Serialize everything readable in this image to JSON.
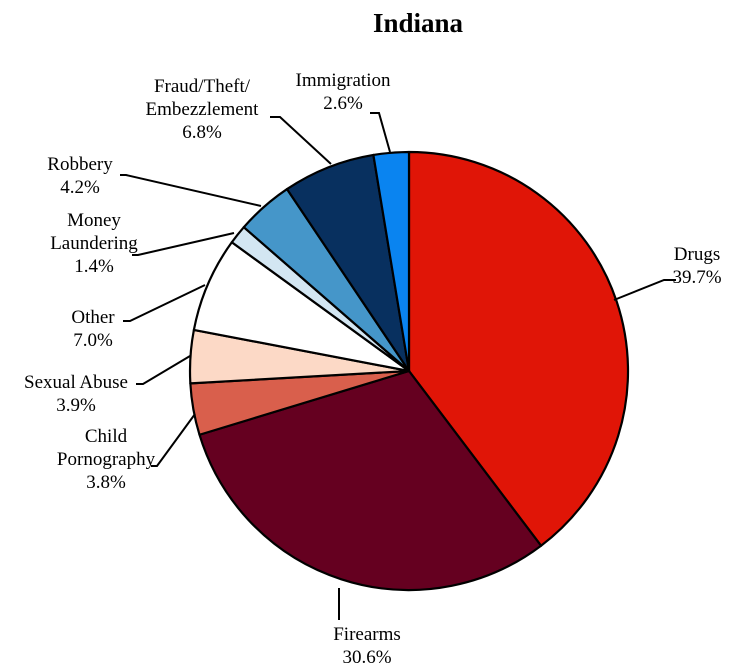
{
  "chart_data": {
    "type": "pie",
    "title": "Indiana",
    "slices": [
      {
        "label": [
          "Drugs"
        ],
        "value": 39.7,
        "display": "39.7%",
        "color": "#e01507"
      },
      {
        "label": [
          "Firearms"
        ],
        "value": 30.6,
        "display": "30.6%",
        "color": "#650020"
      },
      {
        "label": [
          "Child",
          "Pornography"
        ],
        "value": 3.8,
        "display": "3.8%",
        "color": "#d95f4c"
      },
      {
        "label": [
          "Sexual Abuse"
        ],
        "value": 3.9,
        "display": "3.9%",
        "color": "#fcd9c6"
      },
      {
        "label": [
          "Other"
        ],
        "value": 7.0,
        "display": "7.0%",
        "color": "#ffffff"
      },
      {
        "label": [
          "Money",
          "Laundering"
        ],
        "value": 1.4,
        "display": "1.4%",
        "color": "#d3e6f2"
      },
      {
        "label": [
          "Robbery"
        ],
        "value": 4.2,
        "display": "4.2%",
        "color": "#4596c9"
      },
      {
        "label": [
          "Fraud/Theft/",
          "Embezzlement"
        ],
        "value": 6.8,
        "display": "6.8%",
        "color": "#08305f"
      },
      {
        "label": [
          "Immigration"
        ],
        "value": 2.6,
        "display": "2.6%",
        "color": "#0a84f0"
      }
    ],
    "start": "12 o'clock",
    "direction": "clockwise",
    "legend": "none"
  }
}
************
CHALLENGE
Every line is to be duplicated exactly, though pictures stay out.

PROBLEM SOLUTION
Serialize everything readable in this image to JSON.
{
  "chart_data": {
    "type": "pie",
    "title": "Indiana",
    "slices": [
      {
        "label": [
          "Drugs"
        ],
        "value": 39.7,
        "display": "39.7%",
        "color": "#e01507"
      },
      {
        "label": [
          "Firearms"
        ],
        "value": 30.6,
        "display": "30.6%",
        "color": "#650020"
      },
      {
        "label": [
          "Child",
          "Pornography"
        ],
        "value": 3.8,
        "display": "3.8%",
        "color": "#d95f4c"
      },
      {
        "label": [
          "Sexual Abuse"
        ],
        "value": 3.9,
        "display": "3.9%",
        "color": "#fcd9c6"
      },
      {
        "label": [
          "Other"
        ],
        "value": 7.0,
        "display": "7.0%",
        "color": "#ffffff"
      },
      {
        "label": [
          "Money",
          "Laundering"
        ],
        "value": 1.4,
        "display": "1.4%",
        "color": "#d3e6f2"
      },
      {
        "label": [
          "Robbery"
        ],
        "value": 4.2,
        "display": "4.2%",
        "color": "#4596c9"
      },
      {
        "label": [
          "Fraud/Theft/",
          "Embezzlement"
        ],
        "value": 6.8,
        "display": "6.8%",
        "color": "#08305f"
      },
      {
        "label": [
          "Immigration"
        ],
        "value": 2.6,
        "display": "2.6%",
        "color": "#0a84f0"
      }
    ],
    "start": "12 o'clock",
    "direction": "clockwise",
    "legend": "none"
  }
}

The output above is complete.